* _Text shown_:
++++++++

Introduction to Hash Tables

Fred Agbo

2026-04-01

Announcements

  • Welcome back!
  • If you have not done so, please PM me your PS4 code file arrayqueue.py on Discord.
  • Short homework: PS5 is due today at 10 pm.
    • Submission is by uploading a PDF file on Canvas.
  • Today’s Class:
    • Introducing Hash Tables
    • Sam (TA) will co-teach this topic

Hash Tables: A Fast Data Structure

Why Hash Tables?

Speed Comparison:

Data Structure Search Time
Array O(N)
Binary Tree O(log N)
Hash Table O(1)

Hash tables provide constant-time insertion and searching!

++++++++

* _Dataset rows_:
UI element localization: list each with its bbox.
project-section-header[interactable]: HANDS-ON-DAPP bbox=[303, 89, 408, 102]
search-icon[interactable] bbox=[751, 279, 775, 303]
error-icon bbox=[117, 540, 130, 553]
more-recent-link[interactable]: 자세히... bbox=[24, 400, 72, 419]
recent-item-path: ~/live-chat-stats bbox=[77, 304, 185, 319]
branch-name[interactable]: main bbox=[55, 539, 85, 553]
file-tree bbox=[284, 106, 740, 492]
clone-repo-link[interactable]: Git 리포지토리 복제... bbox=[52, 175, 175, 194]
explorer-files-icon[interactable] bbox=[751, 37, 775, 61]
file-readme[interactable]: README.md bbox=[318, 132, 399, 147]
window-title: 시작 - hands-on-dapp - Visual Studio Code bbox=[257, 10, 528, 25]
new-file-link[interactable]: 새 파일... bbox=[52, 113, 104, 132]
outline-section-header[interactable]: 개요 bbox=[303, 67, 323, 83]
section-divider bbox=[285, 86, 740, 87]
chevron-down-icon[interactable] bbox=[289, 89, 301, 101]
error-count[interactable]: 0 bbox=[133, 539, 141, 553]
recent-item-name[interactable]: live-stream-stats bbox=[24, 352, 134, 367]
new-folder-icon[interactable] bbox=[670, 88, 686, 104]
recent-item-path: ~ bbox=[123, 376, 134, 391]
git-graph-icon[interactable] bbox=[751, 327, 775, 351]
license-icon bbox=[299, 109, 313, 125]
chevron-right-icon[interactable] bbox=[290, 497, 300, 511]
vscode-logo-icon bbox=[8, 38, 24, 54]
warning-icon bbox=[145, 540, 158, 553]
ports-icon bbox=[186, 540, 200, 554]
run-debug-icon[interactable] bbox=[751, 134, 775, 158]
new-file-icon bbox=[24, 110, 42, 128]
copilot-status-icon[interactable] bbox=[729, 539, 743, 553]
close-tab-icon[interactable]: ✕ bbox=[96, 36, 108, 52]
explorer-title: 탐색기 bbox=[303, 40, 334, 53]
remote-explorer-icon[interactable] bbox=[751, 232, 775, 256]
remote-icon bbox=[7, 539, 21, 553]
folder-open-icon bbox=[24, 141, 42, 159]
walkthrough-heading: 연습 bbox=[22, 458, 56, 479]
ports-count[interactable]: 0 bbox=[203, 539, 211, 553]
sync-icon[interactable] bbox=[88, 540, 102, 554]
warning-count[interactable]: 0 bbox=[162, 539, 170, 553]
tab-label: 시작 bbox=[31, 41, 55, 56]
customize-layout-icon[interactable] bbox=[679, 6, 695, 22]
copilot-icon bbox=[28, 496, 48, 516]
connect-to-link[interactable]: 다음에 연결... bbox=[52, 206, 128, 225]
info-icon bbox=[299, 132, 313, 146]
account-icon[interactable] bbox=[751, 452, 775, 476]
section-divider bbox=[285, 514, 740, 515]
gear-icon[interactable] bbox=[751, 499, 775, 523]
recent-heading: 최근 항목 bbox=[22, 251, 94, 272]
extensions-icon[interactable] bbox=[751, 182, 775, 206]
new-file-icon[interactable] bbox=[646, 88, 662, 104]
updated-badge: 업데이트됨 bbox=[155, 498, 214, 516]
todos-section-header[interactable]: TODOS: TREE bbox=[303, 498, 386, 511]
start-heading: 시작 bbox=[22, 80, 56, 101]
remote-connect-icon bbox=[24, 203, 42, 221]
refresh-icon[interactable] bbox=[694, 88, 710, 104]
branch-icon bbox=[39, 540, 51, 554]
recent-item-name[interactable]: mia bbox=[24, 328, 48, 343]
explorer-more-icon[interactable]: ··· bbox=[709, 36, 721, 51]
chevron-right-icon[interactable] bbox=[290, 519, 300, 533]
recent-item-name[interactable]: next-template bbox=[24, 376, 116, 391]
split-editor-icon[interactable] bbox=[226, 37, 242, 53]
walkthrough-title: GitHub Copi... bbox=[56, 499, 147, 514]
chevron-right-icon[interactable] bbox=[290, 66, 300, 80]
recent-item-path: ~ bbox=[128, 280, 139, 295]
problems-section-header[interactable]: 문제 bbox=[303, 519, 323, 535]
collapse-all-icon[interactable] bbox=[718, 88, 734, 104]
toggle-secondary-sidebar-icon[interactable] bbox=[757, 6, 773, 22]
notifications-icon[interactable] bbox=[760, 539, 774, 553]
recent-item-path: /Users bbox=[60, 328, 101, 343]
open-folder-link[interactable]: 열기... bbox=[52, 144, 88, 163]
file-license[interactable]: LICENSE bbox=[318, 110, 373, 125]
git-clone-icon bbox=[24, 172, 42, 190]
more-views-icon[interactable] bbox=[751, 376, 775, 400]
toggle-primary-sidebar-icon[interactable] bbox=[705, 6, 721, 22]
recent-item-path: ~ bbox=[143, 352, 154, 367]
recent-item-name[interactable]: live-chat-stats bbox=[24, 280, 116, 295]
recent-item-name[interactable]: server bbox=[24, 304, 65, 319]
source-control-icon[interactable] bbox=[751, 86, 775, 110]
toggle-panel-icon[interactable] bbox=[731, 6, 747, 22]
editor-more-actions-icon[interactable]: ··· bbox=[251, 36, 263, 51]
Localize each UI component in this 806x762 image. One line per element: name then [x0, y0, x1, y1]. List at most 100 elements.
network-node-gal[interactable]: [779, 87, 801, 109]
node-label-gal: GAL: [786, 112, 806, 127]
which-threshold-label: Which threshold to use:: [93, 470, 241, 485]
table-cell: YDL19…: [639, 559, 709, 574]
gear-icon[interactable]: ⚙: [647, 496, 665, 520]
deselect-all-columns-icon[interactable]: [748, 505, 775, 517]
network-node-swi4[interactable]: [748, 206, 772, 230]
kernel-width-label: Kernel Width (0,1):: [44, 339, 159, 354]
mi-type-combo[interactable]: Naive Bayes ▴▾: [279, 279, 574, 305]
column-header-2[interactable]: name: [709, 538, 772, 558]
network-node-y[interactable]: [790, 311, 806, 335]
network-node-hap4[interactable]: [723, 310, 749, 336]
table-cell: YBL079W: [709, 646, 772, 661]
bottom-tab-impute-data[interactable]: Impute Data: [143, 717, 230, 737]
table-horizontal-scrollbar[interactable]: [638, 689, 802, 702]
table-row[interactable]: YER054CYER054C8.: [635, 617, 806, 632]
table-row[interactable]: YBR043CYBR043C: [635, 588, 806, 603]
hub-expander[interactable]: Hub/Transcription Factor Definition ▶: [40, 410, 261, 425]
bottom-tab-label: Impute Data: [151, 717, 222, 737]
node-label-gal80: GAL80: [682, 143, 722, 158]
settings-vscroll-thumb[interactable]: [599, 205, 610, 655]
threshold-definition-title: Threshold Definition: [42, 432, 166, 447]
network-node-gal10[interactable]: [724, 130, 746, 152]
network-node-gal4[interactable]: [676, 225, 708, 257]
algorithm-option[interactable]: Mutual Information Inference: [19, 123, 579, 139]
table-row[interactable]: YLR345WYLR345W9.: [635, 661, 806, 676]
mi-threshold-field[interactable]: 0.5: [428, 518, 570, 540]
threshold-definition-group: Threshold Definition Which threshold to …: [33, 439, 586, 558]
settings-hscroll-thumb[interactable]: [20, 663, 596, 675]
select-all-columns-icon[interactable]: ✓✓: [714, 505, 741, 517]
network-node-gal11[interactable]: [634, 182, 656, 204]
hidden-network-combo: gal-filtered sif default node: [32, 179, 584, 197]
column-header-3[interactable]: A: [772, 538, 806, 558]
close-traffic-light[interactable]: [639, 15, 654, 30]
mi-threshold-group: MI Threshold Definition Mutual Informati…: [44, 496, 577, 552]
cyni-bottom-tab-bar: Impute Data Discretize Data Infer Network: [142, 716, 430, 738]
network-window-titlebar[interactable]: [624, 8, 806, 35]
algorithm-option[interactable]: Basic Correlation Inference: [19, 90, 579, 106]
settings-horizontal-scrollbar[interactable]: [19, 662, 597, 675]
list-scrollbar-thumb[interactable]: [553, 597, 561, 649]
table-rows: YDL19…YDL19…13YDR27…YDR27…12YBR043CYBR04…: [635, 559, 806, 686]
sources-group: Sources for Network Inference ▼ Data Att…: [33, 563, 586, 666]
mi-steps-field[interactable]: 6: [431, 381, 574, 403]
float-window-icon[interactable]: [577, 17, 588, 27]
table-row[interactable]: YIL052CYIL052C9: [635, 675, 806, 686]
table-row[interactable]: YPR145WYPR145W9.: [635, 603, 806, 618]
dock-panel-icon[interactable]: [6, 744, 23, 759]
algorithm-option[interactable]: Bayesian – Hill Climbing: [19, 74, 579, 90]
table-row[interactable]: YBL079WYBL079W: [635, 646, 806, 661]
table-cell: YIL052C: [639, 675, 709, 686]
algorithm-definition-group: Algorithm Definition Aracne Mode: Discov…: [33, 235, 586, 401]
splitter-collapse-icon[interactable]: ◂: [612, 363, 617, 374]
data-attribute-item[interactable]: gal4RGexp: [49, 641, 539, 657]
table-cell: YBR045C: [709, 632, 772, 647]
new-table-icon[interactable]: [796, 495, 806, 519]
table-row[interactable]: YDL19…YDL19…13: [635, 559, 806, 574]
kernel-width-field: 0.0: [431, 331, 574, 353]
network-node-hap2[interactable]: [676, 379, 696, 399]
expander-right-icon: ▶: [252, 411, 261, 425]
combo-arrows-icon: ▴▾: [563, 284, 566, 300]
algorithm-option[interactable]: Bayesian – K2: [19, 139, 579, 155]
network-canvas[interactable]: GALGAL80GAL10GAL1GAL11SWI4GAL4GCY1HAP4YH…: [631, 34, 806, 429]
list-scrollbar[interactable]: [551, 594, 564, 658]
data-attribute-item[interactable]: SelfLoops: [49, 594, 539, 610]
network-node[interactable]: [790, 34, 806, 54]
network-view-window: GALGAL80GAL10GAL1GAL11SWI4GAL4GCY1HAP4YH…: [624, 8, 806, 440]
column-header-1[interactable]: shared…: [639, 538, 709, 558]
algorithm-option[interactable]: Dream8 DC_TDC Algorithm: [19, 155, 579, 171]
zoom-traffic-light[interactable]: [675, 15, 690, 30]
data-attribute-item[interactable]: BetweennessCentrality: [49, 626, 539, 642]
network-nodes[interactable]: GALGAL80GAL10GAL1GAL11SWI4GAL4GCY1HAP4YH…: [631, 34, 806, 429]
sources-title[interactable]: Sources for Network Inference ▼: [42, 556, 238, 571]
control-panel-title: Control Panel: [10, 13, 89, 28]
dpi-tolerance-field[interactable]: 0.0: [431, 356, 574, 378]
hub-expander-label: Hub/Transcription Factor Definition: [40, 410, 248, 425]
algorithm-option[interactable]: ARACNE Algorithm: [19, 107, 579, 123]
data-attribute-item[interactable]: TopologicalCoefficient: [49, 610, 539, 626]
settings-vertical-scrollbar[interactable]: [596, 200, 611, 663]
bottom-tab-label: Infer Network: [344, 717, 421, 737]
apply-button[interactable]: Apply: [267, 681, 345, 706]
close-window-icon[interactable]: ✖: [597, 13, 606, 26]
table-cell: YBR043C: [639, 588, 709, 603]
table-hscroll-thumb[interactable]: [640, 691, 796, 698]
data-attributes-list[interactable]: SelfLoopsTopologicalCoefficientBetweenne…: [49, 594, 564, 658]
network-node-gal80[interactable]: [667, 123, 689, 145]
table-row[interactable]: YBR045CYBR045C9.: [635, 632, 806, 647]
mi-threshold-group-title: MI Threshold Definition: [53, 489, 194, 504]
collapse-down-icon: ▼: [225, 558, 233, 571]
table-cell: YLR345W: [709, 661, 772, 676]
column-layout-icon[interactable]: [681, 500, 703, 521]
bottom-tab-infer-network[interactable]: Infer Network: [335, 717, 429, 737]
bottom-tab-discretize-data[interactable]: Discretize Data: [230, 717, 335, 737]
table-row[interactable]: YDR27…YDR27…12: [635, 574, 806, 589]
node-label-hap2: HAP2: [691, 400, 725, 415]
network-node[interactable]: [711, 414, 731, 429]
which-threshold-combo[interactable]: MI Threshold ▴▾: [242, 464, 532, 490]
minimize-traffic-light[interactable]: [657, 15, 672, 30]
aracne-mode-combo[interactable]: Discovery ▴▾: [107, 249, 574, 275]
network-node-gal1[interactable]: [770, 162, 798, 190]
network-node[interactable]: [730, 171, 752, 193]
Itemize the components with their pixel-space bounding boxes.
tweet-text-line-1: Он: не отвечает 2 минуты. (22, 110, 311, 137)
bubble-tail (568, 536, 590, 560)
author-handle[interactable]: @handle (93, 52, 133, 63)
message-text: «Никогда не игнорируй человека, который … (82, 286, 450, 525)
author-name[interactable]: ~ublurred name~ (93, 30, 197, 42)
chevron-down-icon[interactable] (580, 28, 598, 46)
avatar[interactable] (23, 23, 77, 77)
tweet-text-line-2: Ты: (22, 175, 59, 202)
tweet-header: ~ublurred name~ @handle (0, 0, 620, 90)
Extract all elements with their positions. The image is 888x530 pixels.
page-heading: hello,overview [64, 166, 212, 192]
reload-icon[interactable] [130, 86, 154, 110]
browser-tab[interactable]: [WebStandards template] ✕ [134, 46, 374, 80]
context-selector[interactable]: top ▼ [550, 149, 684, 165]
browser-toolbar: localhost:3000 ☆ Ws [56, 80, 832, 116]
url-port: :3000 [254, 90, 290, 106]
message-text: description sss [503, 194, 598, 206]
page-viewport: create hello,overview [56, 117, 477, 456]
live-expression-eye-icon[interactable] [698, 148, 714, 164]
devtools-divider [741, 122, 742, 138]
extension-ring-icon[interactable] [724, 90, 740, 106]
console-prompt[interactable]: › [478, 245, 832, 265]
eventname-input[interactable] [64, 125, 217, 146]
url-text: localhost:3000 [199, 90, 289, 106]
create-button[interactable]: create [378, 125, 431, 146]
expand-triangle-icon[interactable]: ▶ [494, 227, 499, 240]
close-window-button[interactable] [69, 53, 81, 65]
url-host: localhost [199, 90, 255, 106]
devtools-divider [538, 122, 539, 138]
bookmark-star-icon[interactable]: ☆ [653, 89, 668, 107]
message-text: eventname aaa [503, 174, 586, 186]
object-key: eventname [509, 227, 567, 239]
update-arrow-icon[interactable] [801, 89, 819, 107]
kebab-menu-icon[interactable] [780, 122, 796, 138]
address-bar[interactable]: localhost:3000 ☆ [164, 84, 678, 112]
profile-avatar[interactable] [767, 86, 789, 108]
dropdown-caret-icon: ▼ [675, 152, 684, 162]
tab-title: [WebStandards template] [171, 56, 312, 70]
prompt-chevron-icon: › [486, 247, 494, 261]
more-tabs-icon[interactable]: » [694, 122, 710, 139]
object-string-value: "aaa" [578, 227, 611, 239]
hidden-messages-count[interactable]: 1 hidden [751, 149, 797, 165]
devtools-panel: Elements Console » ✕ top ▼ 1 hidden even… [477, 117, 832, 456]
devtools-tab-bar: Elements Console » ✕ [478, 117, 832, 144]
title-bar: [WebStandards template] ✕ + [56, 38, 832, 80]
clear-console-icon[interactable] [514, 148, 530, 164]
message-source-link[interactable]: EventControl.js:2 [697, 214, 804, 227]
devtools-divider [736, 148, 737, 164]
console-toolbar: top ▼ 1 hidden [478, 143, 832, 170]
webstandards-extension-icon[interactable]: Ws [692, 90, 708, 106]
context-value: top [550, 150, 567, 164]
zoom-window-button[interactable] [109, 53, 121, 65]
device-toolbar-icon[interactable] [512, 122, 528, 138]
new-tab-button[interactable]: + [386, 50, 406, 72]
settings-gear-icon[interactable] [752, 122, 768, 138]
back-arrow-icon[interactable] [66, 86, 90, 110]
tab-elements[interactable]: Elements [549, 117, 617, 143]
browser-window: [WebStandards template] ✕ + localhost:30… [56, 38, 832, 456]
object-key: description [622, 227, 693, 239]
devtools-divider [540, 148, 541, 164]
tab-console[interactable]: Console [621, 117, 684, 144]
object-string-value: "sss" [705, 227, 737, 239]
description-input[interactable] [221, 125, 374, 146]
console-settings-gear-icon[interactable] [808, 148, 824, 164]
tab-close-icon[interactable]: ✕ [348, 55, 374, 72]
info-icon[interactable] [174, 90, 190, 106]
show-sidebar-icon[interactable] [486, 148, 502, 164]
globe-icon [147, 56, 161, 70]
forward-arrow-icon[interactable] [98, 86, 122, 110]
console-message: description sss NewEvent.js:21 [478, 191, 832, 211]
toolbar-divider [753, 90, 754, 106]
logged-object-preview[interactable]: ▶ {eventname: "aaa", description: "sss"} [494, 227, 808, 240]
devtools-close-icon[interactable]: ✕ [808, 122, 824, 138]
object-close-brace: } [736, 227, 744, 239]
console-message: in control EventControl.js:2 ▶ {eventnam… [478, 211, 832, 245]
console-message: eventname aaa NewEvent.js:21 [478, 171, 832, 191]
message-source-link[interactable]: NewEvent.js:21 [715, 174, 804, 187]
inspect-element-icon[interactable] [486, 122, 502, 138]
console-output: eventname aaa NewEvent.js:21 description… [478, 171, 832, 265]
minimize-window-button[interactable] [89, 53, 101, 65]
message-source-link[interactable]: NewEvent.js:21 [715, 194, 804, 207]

++++++++

* _Requirements_:
1 – In the hash tables lecture, what search time is listed for a binary tree?
2 – Rewrite the announcements in the hash tables lecture, beginning "Welcome back!", as one short paragraph that keeps their main facts.
3 – Extend the hash tables lecture past its last line, "Hash tables provide constant-time insertion and searching!"

* _Responses_:
1 – O(log N)

2 – Welcome back. Anyone who has not yet done so should PM the PS4 code file arrayqueue.py on Discord. The short homework, PS5, is due today at 10 pm and is submitted by uploading a PDF file on Canvas. Today's class introduces hash tables, and Sam (TA) will co-teach the topic.

3 –
Real-World Hash Table Applications

Common Use Cases

  • Dictionaries: English-language dictionary with 50,000 words
  • Compiler Symbol Tables: Storing variable and function names
  • Database Indexing: Bank account numbers, customer IDs
  • Caching: Web browsers, DNS lookups
  • Password Storage: Secure password verification

The Challenge: Storing a Dictionary

The Dictionary Problem

Challenge: Store 50,000 English words in memory with fast access.

  • Want each word in its own array cell
  • Need fast lookup: Word → Definition
  • Key question: How do we convert “ambiguous” to an array index?

Converting Words to Numbers

Simple Character Encoding

Create a custom code for lowercase letters:

Character Code Character Code
(space) 0 n 14
a 1 o 15
b 2
c 3 z 26

Total: 27 characters (26 letters + space)

Approach 1: Adding the Digits

Convert each letter to its code and sum them.

Example: “elf”

e = 5
l = 12
f = 6
---------
Sum = 23

Store “elf” at array index 23.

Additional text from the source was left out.